++++ Stored data
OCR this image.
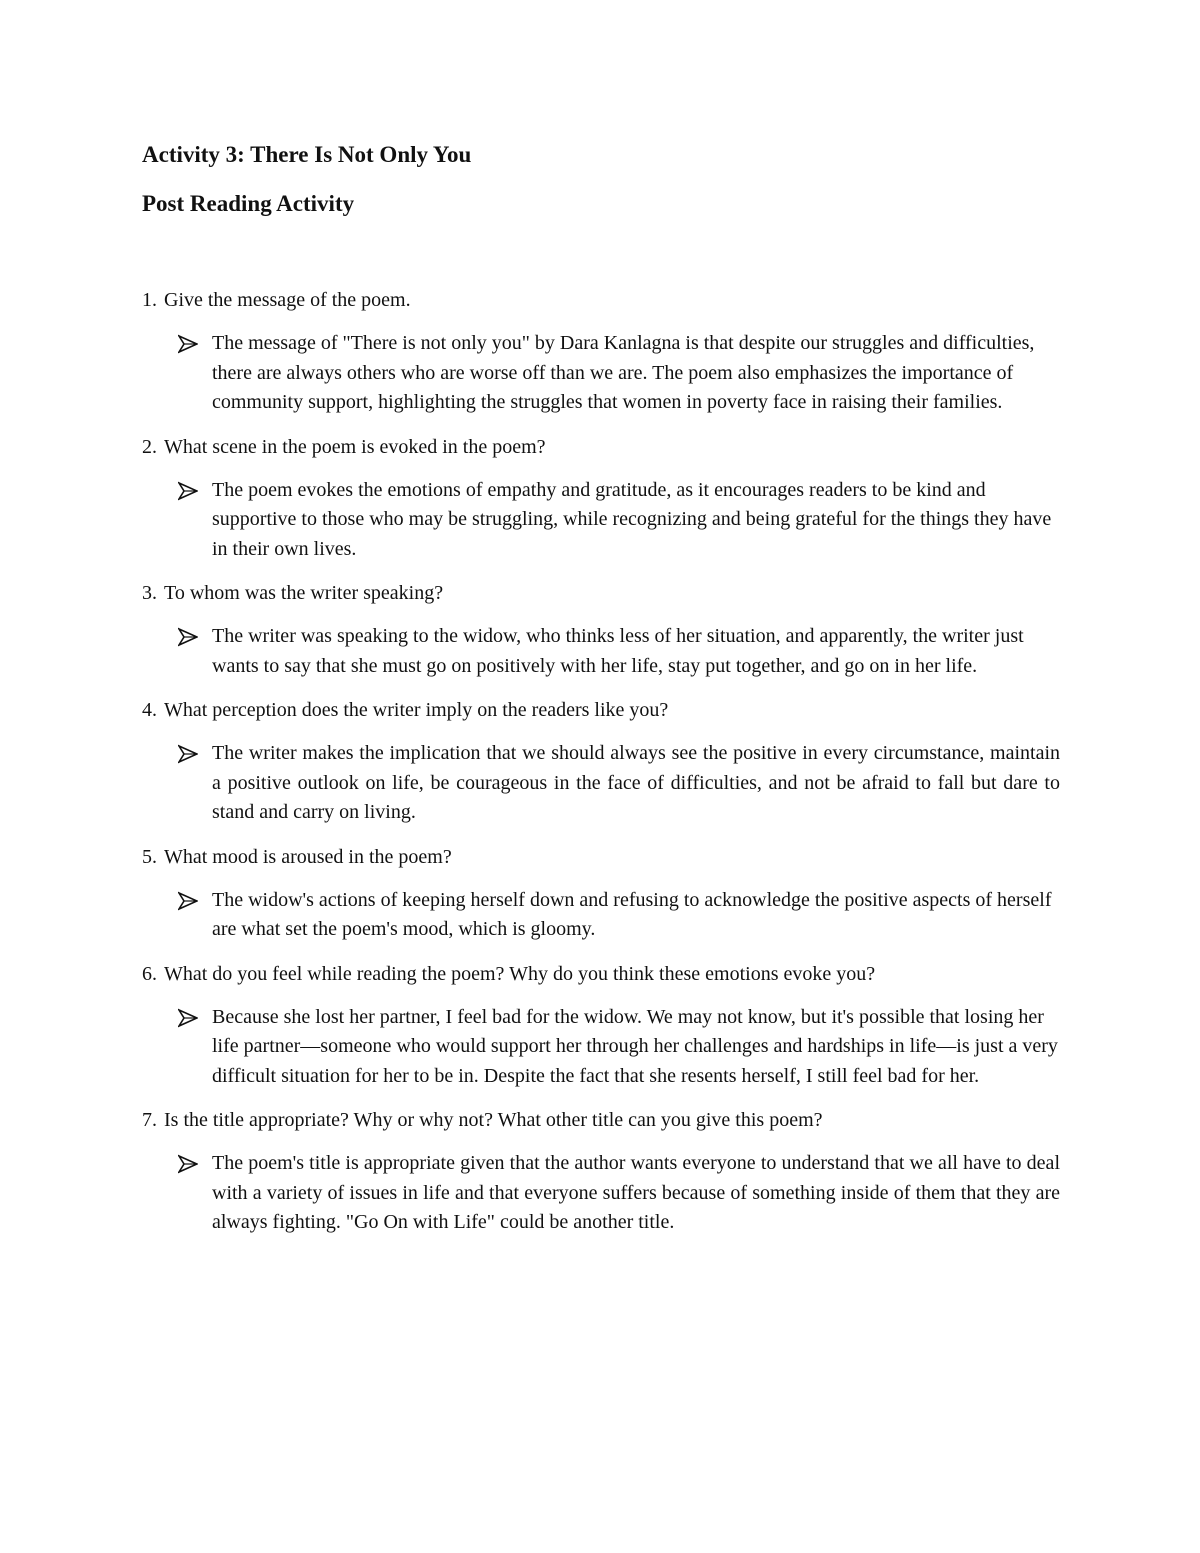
Activity 3: There Is Not Only You
Post Reading Activity
1. Give the message of the poem.
The message of "There is not only you" by Dara Kanlagna is that despite our struggles and difficulties, there are always others who are worse off than we are. The poem also emphasizes the importance of community support, highlighting the struggles that women in poverty face in raising their families.
2. What scene in the poem is evoked in the poem?
The poem evokes the emotions of empathy and gratitude, as it encourages readers to be kind and supportive to those who may be struggling, while recognizing and being grateful for the things they have in their own lives.
3. To whom was the writer speaking?
The writer was speaking to the widow, who thinks less of her situation, and apparently, the writer just wants to say that she must go on positively with her life, stay put together, and go on in her life.
4. What perception does the writer imply on the readers like you?
The writer makes the implication that we should always see the positive in every circumstance, maintain a positive outlook on life, be courageous in the face of difficulties, and not be afraid to fall but dare to stand and carry on living.
5. What mood is aroused in the poem?
The widow's actions of keeping herself down and refusing to acknowledge the positive aspects of herself are what set the poem's mood, which is gloomy.
6. What do you feel while reading the poem? Why do you think these emotions evoke you?
Because she lost her partner, I feel bad for the widow. We may not know, but it's possible that losing her life partner—someone who would support her through her challenges and hardships in life—is just a very difficult situation for her to be in. Despite the fact that she resents herself, I still feel bad for her.
7. Is the title appropriate? Why or why not? What other title can you give this poem?
The poem's title is appropriate given that the author wants everyone to understand that we all have to deal with a variety of issues in life and that everyone suffers because of something inside of them that they are always fighting. "Go On with Life" could be another title.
++++++++
▸ **What to do**
Retype all the records shown above, character for character. Omit every picture.

▸ **Correct result**
OCR this image.
Activity 3: There Is Not Only You
Post Reading Activity
1. Give the message of the poem.
The message of "There is not only you" by Dara Kanlagna is that despite our struggles and difficulties, there are always others who are worse off than we are. The poem also emphasizes the importance of community support, highlighting the struggles that women in poverty face in raising their families.
2. What scene in the poem is evoked in the poem?
The poem evokes the emotions of empathy and gratitude, as it encourages readers to be kind and supportive to those who may be struggling, while recognizing and being grateful for the things they have in their own lives.
3. To whom was the writer speaking?
The writer was speaking to the widow, who thinks less of her situation, and apparently, the writer just wants to say that she must go on positively with her life, stay put together, and go on in her life.
4. What perception does the writer imply on the readers like you?
The writer makes the implication that we should always see the positive in every circumstance, maintain a positive outlook on life, be courageous in the face of difficulties, and not be afraid to fall but dare to stand and carry on living.
5. What mood is aroused in the poem?
The widow's actions of keeping herself down and refusing to acknowledge the positive aspects of herself are what set the poem's mood, which is gloomy.
6. What do you feel while reading the poem? Why do you think these emotions evoke you?
Because she lost her partner, I feel bad for the widow. We may not know, but it's possible that losing her life partner—someone who would support her through her challenges and hardships in life—is just a very difficult situation for her to be in. Despite the fact that she resents herself, I still feel bad for her.
7. Is the title appropriate? Why or why not? What other title can you give this poem?
The poem's title is appropriate given that the author wants everyone to understand that we all have to deal with a variety of issues in life and that everyone suffers because of something inside of them that they are always fighting. "Go On with Life" could be another title.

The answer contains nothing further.